» DATASET CONTENT
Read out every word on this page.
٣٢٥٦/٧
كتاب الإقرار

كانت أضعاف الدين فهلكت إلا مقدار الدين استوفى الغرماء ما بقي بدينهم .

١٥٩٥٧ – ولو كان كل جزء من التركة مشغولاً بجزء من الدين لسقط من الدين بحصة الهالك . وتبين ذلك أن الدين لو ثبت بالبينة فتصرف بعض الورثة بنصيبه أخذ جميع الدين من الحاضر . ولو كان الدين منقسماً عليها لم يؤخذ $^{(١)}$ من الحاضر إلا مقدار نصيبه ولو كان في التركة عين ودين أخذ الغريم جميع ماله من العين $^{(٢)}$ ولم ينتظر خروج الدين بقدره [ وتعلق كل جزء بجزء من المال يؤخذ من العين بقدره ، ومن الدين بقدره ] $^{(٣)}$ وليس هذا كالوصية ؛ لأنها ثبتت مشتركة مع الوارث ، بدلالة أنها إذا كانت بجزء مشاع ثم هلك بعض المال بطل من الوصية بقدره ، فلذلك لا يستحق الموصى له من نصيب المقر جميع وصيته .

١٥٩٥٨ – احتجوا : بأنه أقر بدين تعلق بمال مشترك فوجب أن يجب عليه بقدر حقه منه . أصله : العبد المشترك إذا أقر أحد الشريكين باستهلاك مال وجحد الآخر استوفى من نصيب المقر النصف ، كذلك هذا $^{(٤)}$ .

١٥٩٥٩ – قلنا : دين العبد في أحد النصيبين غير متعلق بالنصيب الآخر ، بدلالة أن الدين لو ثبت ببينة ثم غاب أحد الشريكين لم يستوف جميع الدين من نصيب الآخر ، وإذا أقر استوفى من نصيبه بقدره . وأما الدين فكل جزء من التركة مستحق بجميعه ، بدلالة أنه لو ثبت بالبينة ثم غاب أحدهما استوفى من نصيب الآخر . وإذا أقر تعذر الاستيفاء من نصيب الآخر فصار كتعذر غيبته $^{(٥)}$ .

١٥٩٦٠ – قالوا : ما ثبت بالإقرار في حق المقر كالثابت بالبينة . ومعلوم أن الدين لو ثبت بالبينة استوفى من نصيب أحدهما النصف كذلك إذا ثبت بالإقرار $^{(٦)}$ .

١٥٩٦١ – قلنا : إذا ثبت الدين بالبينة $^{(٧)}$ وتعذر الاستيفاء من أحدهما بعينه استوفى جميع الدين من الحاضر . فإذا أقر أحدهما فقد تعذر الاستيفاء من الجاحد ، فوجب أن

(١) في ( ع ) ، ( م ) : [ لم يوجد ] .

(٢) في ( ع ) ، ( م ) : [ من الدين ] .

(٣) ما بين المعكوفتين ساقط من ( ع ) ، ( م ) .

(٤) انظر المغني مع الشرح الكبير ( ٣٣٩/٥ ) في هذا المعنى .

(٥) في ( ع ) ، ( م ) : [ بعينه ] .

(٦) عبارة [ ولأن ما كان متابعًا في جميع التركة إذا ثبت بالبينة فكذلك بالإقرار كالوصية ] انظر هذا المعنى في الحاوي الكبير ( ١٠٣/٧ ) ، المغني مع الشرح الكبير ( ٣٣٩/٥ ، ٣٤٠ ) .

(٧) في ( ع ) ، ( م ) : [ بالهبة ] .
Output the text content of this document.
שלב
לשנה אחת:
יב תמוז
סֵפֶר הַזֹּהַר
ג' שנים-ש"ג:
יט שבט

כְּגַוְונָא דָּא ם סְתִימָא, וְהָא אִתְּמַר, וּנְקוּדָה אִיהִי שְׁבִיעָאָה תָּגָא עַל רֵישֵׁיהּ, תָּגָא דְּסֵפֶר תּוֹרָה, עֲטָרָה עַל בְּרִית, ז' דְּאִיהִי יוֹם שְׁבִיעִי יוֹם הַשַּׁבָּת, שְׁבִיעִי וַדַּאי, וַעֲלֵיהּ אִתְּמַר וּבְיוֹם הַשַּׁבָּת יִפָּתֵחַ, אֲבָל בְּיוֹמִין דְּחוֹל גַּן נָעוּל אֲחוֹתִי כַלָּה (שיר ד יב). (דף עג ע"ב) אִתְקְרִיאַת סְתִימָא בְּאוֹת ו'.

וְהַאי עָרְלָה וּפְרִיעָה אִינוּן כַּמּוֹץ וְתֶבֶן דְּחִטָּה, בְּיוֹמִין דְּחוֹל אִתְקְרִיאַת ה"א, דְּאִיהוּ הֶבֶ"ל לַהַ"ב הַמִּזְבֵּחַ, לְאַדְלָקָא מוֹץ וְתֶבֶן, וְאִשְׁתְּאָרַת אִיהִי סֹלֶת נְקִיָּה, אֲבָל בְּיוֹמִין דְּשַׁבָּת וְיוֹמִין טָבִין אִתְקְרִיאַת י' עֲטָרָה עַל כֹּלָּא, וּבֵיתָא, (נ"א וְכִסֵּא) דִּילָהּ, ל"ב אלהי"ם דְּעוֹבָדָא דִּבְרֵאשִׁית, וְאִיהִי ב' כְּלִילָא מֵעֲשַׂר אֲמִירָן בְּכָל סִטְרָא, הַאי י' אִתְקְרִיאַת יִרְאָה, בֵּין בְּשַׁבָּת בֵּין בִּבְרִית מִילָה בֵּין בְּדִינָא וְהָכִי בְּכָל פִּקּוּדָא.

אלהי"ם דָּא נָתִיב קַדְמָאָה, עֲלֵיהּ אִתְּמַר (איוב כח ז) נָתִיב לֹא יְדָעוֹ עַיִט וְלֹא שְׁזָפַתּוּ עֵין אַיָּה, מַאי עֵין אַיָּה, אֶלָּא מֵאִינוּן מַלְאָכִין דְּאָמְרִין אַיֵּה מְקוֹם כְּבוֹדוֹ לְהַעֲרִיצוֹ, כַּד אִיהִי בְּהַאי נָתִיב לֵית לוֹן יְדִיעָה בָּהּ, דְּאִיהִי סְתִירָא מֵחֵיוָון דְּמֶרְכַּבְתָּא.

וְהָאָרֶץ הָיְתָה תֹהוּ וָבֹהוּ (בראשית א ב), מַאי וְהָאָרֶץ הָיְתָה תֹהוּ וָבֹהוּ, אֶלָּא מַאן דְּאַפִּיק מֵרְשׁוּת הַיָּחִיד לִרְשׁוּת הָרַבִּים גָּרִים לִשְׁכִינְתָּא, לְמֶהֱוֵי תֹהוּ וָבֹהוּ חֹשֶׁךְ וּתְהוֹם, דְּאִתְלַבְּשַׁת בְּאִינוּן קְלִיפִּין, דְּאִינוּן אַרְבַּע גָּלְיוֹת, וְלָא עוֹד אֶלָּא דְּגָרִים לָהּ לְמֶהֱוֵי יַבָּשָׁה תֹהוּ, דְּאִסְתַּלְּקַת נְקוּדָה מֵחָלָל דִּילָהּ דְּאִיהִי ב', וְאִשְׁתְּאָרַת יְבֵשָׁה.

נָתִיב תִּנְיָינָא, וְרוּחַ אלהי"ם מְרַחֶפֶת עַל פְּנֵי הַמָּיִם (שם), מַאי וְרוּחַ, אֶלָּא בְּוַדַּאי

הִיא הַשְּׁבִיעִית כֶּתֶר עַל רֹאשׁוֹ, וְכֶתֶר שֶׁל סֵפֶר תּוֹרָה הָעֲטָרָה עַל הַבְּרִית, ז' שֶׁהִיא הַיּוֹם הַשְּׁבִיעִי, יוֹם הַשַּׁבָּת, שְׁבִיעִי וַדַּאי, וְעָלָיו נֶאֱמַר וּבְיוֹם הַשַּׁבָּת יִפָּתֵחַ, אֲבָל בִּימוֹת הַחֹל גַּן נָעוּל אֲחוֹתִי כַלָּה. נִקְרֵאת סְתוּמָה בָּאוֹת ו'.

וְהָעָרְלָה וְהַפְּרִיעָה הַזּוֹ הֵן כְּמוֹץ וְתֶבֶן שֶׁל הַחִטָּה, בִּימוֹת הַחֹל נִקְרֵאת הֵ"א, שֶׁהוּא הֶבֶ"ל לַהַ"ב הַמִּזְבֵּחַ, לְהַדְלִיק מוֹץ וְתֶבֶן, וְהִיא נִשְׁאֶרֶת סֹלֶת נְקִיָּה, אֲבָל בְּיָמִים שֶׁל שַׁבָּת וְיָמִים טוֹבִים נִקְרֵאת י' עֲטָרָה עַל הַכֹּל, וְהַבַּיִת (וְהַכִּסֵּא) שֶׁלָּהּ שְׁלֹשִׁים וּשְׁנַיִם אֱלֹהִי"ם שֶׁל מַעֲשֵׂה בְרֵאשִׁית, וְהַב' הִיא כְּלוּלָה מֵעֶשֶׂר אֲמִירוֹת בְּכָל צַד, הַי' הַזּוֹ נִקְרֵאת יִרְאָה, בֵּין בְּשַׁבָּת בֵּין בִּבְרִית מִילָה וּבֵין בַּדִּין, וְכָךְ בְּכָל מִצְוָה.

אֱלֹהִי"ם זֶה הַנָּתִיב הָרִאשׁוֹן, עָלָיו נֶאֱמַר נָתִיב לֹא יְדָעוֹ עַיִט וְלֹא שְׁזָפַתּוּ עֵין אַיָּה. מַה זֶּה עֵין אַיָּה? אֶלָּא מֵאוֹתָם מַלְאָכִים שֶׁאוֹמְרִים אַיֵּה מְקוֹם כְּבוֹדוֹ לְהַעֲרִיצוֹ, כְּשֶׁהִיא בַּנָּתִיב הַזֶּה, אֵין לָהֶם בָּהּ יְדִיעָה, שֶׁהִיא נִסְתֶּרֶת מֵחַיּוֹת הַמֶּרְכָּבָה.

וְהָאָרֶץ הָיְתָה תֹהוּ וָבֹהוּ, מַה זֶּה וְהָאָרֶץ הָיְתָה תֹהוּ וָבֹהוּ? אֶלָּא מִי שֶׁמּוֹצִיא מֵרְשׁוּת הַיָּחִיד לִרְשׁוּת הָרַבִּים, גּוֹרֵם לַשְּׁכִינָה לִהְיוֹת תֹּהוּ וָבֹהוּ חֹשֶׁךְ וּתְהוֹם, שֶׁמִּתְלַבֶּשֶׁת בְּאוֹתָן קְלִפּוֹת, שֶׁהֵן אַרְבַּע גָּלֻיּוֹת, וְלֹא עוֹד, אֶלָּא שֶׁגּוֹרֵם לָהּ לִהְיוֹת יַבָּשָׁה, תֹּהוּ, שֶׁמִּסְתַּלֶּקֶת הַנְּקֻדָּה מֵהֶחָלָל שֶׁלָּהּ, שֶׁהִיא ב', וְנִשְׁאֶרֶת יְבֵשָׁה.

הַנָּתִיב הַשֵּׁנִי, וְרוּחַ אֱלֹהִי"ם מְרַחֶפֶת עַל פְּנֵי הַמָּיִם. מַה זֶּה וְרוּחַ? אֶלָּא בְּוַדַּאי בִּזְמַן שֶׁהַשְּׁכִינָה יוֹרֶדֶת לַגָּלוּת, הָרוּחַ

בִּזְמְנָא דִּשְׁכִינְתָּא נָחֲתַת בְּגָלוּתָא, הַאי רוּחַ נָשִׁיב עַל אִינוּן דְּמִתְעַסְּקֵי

» SHORT EXERCISE
Gather up every line from the listing above in which the word "this" occurs.

» WRITTEN ANSWER
Read out every word on this page.
Output the text content of this document.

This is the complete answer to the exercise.